**Challenge:**
Your task is to locate every line holding the string "阻燃性能" and to copy each of them.
╭──
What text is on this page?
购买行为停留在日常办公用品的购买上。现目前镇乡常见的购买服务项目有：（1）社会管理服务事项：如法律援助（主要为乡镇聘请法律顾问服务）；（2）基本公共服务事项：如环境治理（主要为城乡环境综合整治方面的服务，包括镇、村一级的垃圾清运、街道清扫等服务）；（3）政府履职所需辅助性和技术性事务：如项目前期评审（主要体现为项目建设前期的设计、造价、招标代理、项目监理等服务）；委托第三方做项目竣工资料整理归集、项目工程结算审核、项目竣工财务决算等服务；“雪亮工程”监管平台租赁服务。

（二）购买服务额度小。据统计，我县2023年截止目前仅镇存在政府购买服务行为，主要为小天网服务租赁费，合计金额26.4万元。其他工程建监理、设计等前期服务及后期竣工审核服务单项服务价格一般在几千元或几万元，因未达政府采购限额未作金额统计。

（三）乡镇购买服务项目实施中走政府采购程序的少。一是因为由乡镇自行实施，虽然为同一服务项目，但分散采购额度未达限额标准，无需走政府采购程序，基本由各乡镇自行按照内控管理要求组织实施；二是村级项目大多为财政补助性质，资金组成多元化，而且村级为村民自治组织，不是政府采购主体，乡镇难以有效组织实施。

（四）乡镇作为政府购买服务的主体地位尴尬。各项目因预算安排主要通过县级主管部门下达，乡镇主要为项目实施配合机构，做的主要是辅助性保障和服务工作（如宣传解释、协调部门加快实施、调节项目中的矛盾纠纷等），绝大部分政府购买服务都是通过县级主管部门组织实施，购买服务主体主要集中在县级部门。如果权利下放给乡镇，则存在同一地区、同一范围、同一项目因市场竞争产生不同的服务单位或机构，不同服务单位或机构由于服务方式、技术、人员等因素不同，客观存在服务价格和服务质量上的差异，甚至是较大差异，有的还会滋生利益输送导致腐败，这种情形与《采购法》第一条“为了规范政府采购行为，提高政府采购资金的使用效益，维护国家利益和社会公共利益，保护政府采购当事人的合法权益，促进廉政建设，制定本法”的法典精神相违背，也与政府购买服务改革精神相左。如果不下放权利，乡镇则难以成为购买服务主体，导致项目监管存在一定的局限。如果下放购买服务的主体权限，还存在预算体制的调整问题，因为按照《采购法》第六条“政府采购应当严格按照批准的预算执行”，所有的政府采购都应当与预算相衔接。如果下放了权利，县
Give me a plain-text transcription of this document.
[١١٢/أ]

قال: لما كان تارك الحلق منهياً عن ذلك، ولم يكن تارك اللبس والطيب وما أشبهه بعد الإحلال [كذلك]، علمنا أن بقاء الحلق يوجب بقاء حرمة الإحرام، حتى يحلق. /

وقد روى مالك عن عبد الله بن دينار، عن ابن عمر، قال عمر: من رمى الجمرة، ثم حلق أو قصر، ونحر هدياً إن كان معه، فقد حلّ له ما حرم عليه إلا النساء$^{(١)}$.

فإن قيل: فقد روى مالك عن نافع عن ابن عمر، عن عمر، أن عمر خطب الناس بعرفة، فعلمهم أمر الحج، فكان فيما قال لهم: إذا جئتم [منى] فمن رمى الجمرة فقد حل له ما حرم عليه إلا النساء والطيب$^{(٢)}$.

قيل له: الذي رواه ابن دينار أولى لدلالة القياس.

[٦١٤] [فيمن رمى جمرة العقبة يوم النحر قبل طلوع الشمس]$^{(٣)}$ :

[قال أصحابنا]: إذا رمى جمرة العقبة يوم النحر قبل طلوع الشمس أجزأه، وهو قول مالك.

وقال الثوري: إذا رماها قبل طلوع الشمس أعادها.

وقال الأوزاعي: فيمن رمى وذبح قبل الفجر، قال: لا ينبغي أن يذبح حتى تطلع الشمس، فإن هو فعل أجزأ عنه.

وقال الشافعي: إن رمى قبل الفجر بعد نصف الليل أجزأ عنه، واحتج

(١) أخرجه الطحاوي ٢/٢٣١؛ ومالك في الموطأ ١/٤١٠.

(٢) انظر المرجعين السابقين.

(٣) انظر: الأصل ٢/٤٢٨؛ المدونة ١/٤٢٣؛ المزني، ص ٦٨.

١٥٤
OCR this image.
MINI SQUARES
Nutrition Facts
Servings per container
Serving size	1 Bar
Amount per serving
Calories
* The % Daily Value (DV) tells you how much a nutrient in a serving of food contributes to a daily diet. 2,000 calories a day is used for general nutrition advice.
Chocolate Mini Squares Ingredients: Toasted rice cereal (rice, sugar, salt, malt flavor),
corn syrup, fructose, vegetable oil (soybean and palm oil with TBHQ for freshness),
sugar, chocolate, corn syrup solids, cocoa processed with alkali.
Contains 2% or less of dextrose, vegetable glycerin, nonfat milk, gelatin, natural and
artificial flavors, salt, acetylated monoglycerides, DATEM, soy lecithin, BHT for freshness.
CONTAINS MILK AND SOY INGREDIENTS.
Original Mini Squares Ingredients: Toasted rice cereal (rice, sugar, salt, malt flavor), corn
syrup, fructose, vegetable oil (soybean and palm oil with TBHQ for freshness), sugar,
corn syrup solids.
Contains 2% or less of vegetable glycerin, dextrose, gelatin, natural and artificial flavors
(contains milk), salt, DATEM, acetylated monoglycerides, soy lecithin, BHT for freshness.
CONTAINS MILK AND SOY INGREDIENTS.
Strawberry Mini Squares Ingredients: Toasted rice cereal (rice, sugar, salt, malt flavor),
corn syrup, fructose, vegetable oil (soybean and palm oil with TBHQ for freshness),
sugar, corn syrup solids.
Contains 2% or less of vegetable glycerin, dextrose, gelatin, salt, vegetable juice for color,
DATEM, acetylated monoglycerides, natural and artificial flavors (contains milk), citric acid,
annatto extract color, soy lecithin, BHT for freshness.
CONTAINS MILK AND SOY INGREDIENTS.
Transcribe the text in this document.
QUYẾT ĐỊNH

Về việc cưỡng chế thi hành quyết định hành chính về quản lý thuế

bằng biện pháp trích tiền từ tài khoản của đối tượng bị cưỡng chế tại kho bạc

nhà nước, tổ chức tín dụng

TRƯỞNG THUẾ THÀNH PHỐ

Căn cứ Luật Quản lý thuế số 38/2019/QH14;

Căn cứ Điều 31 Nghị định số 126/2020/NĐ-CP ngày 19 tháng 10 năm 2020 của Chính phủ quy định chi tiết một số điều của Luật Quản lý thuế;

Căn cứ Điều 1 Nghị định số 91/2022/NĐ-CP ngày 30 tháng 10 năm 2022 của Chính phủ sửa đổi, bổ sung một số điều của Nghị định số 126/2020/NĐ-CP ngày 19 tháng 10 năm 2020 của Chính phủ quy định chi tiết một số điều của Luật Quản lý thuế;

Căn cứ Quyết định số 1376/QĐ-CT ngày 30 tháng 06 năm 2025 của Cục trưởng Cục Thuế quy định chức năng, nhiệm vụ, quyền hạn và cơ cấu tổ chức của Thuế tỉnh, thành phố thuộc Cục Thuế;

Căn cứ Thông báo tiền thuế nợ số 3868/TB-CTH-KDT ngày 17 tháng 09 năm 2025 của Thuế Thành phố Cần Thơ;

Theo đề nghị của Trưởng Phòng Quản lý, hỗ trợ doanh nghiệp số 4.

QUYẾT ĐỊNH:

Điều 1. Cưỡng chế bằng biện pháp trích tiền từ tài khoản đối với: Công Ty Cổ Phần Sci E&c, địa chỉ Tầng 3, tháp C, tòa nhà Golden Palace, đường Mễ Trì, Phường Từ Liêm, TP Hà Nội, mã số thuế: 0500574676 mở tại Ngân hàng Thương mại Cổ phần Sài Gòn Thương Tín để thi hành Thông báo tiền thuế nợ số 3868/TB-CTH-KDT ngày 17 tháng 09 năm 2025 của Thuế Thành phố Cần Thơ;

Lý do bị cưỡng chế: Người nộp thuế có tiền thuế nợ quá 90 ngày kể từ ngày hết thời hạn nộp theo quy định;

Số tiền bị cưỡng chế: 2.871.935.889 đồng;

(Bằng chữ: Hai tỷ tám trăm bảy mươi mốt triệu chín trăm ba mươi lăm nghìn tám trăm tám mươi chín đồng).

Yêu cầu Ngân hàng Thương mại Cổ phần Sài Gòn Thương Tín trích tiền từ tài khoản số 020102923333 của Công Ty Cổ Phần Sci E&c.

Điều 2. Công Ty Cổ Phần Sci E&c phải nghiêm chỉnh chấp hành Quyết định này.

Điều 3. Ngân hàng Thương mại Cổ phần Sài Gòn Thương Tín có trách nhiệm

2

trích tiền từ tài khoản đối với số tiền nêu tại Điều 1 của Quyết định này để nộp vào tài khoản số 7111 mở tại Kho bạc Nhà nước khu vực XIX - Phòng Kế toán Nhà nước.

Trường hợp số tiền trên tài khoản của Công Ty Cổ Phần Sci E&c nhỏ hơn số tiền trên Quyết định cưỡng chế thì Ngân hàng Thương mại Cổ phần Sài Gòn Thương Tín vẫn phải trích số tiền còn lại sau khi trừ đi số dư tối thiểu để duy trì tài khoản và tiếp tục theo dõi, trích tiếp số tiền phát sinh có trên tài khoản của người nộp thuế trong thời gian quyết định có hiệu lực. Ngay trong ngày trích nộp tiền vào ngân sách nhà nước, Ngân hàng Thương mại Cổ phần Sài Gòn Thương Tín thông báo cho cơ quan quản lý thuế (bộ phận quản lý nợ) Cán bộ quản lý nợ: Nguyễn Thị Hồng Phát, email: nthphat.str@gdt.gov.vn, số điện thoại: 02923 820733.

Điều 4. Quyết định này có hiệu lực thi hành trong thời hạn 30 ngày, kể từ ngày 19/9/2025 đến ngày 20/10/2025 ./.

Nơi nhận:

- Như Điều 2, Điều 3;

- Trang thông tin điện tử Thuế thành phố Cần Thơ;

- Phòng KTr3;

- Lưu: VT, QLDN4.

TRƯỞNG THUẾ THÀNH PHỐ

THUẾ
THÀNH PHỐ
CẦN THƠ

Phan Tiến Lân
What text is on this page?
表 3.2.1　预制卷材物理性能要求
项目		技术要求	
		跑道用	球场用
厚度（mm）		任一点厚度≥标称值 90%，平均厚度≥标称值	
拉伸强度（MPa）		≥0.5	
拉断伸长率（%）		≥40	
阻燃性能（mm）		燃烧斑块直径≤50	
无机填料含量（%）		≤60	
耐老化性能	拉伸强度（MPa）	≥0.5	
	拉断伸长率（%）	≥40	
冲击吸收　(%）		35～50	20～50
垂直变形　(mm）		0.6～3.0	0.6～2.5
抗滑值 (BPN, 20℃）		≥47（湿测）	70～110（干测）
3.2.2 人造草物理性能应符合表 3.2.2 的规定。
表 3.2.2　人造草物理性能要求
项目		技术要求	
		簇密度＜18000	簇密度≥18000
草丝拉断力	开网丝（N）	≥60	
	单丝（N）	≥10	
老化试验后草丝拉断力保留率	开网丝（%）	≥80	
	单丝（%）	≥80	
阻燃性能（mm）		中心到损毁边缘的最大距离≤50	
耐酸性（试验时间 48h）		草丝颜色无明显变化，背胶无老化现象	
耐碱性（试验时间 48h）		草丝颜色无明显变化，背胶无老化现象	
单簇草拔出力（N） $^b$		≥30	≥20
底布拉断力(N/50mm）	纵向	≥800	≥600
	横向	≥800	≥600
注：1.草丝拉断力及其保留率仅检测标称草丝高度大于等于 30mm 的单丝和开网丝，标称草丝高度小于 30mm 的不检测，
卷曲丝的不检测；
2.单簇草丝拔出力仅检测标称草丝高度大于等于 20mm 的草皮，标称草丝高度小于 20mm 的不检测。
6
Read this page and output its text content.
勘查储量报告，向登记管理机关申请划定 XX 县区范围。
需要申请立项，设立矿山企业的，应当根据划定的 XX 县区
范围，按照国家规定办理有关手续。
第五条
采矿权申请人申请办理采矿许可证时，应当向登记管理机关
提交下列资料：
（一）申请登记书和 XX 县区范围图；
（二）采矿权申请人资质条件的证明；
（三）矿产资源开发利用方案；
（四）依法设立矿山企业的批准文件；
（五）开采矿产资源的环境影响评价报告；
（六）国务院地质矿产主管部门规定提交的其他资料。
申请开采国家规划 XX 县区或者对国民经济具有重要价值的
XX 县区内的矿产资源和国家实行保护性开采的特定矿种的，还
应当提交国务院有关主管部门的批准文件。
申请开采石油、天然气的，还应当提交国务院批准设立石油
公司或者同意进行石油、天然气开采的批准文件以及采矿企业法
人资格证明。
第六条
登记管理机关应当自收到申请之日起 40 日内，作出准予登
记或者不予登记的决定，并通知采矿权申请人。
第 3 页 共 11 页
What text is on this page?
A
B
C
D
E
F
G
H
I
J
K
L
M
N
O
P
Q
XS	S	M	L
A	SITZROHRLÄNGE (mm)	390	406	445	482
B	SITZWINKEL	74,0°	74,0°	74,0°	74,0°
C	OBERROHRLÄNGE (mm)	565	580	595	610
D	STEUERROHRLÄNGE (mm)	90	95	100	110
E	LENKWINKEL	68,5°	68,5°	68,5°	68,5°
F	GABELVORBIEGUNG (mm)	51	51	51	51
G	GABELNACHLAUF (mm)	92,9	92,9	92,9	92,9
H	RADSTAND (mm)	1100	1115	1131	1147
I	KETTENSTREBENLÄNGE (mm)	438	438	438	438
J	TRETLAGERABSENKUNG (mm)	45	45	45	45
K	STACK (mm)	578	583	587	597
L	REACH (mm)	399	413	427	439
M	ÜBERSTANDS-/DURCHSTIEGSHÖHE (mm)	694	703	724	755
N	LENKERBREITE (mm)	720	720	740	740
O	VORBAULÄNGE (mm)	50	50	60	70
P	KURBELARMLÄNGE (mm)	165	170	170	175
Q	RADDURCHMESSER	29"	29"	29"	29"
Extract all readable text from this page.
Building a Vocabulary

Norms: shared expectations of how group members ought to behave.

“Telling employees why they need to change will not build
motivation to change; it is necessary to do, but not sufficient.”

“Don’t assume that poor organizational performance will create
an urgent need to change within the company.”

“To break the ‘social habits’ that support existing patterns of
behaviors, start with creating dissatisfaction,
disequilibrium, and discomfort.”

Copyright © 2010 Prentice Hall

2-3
╰──
**Correct result:**
阻燃性能（mm）		燃烧斑块直径≤50	
阻燃性能（mm）		中心到损毁边缘的最大距离≤50	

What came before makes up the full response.